* [DATASET ROWS]:
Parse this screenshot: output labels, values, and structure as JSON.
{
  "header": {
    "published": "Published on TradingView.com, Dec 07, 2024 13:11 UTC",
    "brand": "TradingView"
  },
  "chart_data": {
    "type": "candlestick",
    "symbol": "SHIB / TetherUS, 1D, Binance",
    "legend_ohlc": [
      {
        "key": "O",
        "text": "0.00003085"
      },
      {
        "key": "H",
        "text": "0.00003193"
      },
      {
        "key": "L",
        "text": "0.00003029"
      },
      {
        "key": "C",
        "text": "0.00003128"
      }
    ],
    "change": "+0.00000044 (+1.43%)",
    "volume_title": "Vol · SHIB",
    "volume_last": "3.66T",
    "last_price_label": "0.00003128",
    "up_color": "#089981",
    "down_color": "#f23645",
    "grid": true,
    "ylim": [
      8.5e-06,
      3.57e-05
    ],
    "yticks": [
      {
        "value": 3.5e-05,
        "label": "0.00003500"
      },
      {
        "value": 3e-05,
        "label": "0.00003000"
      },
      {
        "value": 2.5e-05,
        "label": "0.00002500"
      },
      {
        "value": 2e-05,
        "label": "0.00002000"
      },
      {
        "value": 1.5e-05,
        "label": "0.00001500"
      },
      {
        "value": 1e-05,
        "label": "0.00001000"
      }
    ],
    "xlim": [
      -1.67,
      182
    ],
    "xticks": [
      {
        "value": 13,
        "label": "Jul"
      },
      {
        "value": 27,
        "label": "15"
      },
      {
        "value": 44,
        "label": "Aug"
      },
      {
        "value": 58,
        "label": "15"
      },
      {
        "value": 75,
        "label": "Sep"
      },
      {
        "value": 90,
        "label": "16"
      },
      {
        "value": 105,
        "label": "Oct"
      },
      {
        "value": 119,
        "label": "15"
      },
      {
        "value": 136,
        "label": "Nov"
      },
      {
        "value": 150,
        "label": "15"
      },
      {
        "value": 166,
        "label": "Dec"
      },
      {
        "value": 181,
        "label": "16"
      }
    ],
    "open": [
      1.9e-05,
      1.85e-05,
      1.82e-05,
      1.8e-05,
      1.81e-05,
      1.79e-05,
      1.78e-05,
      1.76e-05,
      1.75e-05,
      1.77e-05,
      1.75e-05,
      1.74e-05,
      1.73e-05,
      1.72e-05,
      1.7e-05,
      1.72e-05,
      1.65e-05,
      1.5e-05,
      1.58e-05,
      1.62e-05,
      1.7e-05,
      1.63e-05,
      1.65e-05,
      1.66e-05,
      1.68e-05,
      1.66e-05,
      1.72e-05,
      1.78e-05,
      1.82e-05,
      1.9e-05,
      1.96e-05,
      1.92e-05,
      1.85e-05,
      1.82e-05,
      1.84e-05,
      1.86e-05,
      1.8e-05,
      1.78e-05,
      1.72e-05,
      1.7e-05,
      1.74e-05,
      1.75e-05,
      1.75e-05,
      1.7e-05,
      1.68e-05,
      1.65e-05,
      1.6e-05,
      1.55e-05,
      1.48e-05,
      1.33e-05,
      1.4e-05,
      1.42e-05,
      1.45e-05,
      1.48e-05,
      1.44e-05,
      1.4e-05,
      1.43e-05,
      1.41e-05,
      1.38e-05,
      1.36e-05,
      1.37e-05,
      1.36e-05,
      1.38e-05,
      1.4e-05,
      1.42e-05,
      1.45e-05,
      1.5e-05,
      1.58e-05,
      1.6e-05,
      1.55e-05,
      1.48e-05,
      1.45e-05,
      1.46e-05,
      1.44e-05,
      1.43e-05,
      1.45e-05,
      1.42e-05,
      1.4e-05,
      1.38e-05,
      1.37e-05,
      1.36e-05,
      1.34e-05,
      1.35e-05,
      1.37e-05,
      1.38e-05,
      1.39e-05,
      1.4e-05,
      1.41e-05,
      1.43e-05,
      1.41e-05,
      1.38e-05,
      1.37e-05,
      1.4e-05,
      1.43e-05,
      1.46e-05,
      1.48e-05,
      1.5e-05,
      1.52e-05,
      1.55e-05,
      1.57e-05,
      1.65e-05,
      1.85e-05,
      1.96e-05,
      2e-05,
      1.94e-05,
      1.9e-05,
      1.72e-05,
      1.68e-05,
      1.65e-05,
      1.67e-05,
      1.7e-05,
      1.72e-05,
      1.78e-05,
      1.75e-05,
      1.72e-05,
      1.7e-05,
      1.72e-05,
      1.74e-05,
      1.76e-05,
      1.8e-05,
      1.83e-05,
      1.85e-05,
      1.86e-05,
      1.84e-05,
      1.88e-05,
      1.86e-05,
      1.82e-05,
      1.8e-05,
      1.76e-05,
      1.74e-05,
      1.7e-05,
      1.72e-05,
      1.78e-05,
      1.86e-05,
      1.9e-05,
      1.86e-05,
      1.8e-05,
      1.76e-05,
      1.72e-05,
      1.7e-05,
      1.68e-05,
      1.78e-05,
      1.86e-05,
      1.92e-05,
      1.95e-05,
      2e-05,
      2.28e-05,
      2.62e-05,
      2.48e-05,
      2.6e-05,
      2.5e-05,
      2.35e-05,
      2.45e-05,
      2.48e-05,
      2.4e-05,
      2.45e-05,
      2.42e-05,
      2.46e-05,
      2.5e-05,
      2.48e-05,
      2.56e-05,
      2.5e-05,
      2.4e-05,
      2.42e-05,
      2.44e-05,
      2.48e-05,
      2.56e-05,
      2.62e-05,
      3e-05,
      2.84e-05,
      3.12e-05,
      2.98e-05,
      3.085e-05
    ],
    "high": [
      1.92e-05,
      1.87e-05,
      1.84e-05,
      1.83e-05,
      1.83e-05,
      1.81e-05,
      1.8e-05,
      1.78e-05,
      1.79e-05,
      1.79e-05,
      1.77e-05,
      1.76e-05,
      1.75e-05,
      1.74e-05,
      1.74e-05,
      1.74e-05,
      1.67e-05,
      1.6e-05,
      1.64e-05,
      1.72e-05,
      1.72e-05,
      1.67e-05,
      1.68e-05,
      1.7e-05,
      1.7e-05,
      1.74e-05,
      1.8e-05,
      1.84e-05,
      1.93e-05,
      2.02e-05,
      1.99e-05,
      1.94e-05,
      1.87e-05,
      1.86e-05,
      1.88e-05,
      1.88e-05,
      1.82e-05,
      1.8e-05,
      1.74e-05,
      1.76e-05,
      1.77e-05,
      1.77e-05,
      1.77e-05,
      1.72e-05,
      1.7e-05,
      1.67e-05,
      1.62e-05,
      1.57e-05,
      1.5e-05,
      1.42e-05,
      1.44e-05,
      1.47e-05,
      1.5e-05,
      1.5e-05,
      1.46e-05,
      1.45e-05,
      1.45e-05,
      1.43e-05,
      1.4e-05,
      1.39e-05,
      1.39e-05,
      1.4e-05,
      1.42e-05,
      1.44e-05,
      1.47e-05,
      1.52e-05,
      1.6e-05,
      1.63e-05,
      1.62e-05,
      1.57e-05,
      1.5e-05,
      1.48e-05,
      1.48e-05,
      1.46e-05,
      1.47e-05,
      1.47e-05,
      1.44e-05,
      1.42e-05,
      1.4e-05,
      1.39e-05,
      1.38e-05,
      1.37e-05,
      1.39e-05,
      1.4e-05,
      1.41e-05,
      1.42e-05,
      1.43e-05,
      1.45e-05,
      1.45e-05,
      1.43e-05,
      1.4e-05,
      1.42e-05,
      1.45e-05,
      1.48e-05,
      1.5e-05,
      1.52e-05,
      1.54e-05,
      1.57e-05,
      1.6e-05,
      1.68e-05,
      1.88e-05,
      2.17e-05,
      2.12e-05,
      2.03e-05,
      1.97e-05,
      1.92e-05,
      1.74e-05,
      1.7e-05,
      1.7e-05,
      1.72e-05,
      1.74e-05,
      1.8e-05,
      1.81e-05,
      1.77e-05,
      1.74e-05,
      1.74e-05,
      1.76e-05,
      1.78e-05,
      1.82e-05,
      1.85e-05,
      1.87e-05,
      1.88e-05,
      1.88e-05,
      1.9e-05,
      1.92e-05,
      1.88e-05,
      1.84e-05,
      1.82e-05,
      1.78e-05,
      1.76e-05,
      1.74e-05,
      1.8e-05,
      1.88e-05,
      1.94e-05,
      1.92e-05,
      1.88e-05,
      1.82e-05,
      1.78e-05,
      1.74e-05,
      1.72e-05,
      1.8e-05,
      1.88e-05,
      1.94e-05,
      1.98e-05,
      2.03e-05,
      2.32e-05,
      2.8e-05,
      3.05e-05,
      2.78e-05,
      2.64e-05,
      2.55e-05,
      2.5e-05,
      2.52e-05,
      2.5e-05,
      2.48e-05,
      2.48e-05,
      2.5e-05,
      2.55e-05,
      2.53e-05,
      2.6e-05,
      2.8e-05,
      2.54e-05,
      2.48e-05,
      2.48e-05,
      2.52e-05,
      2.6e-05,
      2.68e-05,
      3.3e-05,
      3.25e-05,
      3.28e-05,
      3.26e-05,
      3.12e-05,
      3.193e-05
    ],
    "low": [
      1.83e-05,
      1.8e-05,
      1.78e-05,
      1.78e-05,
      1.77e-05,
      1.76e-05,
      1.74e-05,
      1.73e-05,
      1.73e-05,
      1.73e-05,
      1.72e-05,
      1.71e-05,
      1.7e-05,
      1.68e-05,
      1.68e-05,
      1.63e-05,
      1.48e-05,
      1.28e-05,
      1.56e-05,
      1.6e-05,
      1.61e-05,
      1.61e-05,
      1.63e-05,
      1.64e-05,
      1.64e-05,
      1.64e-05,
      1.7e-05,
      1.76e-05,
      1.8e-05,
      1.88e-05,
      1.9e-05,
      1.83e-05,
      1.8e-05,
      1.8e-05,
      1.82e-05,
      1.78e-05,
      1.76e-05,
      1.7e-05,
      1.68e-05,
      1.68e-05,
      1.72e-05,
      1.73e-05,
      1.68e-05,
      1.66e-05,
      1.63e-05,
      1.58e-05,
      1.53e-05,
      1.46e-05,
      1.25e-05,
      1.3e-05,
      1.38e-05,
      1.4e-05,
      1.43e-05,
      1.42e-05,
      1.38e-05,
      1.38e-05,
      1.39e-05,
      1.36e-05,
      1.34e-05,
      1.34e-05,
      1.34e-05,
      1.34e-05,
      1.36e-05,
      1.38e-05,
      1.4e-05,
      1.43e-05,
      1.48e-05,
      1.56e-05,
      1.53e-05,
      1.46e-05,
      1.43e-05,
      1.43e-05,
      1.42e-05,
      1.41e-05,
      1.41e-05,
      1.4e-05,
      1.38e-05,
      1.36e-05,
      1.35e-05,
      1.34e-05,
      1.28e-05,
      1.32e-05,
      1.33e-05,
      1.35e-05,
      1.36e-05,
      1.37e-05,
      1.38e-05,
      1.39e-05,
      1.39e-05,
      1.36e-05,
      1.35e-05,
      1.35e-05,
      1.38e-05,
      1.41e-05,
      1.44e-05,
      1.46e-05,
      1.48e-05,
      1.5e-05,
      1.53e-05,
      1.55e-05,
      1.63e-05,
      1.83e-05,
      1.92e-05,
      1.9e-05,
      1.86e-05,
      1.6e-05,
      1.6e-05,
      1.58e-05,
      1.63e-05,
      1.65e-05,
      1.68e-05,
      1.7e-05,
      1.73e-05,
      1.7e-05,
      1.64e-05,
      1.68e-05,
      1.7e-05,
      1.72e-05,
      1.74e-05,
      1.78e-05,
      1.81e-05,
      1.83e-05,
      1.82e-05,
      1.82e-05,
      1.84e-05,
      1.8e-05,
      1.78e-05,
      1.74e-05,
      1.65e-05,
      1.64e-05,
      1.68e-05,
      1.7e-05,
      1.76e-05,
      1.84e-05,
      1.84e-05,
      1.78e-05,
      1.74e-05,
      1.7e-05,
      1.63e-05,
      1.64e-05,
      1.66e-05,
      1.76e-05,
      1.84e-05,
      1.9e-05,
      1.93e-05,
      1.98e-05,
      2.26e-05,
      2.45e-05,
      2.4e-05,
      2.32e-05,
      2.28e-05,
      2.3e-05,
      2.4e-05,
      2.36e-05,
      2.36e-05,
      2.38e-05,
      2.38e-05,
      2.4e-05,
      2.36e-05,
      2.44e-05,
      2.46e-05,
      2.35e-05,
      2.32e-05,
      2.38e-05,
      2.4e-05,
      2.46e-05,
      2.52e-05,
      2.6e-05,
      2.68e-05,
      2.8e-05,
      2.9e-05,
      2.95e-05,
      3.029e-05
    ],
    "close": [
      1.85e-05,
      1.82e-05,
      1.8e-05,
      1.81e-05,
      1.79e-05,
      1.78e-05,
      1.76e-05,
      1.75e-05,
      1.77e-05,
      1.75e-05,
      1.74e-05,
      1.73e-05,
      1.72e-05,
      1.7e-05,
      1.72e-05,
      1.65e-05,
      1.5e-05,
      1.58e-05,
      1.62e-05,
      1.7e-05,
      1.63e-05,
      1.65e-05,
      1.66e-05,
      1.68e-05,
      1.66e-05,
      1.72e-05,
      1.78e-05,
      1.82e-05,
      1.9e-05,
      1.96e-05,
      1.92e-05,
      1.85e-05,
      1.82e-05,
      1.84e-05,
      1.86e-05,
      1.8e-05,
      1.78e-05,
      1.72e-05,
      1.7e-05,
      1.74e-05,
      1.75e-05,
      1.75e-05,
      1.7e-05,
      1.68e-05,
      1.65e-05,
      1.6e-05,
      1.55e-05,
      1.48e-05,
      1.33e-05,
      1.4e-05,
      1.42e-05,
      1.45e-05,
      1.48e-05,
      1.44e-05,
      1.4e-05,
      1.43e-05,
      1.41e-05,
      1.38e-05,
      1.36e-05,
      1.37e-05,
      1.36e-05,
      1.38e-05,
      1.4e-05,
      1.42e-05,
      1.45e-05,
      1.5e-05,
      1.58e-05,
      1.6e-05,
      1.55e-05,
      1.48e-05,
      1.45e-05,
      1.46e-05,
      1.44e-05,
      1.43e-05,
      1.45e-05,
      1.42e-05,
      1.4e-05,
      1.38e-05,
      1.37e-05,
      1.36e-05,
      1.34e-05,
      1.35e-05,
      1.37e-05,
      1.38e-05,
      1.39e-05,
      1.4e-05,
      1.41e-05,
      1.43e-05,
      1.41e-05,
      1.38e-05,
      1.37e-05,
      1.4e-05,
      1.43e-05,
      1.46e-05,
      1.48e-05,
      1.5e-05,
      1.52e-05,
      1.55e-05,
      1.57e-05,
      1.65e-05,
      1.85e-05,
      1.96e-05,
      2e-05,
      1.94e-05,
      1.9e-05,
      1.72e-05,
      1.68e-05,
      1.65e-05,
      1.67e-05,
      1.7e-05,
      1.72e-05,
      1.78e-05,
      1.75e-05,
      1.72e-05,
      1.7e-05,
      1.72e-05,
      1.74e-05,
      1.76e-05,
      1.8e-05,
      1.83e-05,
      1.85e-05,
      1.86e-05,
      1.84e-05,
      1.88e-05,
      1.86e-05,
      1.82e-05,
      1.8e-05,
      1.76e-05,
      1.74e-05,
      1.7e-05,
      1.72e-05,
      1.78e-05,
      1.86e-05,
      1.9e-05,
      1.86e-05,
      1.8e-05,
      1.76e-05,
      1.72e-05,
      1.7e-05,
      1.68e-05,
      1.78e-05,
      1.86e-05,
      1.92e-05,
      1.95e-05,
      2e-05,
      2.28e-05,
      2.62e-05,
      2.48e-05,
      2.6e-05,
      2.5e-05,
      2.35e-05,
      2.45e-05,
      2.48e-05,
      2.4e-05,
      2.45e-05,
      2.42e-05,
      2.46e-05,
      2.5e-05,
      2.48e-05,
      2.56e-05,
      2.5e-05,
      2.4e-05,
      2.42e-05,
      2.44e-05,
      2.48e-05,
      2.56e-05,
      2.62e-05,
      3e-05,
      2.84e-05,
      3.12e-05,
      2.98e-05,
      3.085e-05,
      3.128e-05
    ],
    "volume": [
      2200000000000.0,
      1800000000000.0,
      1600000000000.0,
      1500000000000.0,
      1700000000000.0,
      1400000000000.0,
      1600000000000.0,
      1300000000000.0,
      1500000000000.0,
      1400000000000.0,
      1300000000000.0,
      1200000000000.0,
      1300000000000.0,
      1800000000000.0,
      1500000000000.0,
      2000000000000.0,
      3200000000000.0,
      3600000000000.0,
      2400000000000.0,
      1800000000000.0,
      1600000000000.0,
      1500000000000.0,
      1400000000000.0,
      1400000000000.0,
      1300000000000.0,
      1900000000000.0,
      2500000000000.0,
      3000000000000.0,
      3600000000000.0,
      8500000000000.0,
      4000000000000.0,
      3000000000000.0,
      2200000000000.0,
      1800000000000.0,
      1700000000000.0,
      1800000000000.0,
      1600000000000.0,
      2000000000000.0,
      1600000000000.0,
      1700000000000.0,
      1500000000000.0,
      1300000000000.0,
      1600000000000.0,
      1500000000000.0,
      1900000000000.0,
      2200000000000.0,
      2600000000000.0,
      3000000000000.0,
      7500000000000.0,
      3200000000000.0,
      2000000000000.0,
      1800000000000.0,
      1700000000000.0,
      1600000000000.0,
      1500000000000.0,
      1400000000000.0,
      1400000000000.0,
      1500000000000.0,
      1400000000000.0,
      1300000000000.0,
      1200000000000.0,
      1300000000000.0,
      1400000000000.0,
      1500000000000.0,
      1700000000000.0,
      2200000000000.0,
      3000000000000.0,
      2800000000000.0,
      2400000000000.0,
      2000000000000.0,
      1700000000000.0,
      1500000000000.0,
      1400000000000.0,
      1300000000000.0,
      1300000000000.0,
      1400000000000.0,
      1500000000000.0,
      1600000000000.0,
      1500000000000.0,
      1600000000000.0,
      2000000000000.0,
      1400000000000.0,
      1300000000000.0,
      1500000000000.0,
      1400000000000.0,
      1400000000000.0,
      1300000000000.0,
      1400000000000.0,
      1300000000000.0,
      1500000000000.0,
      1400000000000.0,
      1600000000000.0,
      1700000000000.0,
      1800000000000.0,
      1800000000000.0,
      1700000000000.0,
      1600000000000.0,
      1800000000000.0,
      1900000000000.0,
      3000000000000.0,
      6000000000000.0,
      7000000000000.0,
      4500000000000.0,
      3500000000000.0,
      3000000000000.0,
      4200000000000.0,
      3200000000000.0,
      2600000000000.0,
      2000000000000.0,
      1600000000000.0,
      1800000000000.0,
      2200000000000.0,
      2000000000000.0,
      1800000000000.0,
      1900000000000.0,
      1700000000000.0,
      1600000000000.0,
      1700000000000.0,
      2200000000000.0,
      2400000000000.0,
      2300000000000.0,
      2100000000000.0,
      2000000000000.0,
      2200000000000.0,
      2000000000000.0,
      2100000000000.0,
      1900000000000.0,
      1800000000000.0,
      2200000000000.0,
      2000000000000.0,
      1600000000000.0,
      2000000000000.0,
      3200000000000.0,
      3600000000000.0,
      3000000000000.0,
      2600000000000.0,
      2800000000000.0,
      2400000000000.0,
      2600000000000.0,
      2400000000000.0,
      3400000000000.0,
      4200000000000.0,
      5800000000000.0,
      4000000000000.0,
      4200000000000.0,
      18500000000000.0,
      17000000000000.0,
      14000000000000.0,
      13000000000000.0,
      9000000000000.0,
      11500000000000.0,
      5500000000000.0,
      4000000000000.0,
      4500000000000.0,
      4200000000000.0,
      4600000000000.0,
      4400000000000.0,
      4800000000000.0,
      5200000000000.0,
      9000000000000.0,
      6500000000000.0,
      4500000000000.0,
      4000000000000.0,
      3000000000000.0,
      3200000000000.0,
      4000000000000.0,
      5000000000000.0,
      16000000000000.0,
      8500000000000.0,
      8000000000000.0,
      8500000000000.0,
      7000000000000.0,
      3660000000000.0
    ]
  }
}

* [AIM OF THE TASK]: From the listing, copy every line where the string "TradingView" appears.

* [OUTPUT FOR THIS EXERCISE]:
    "published": "Published on TradingView.com, Dec 07, 2024 13:11 UTC",
    "brand": "TradingView"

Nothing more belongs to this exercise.